* begin *

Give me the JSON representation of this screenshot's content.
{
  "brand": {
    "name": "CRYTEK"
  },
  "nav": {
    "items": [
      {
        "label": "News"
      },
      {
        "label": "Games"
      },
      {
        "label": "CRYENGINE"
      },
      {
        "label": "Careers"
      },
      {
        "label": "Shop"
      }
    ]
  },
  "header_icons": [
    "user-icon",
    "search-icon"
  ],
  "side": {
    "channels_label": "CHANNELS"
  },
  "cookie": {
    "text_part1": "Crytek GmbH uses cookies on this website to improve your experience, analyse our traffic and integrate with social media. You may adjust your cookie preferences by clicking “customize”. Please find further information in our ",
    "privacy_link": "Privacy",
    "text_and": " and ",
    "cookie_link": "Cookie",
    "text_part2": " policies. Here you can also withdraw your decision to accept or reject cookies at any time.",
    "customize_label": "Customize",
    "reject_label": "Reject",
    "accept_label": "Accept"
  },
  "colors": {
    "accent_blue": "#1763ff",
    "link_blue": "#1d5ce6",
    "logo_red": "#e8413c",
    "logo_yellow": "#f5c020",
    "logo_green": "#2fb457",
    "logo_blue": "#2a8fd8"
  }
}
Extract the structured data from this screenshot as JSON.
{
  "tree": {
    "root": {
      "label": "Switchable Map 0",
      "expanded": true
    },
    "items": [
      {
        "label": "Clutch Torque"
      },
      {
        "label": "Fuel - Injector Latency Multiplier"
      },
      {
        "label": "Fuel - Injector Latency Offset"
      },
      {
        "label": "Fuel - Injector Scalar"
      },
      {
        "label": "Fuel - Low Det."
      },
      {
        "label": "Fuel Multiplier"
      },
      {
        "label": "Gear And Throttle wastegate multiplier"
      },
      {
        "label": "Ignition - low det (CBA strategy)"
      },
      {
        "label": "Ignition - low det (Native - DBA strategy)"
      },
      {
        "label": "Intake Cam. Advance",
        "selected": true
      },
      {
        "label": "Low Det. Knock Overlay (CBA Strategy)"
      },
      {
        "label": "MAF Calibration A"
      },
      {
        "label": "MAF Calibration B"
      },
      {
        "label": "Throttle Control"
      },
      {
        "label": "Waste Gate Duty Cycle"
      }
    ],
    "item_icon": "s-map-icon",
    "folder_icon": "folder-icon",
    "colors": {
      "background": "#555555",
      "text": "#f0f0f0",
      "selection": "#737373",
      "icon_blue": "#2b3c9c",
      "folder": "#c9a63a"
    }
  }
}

* end *

## Directions for this task
Say how many lines contain "cookies", and give nothing but that number.

## Answer for this exercise
2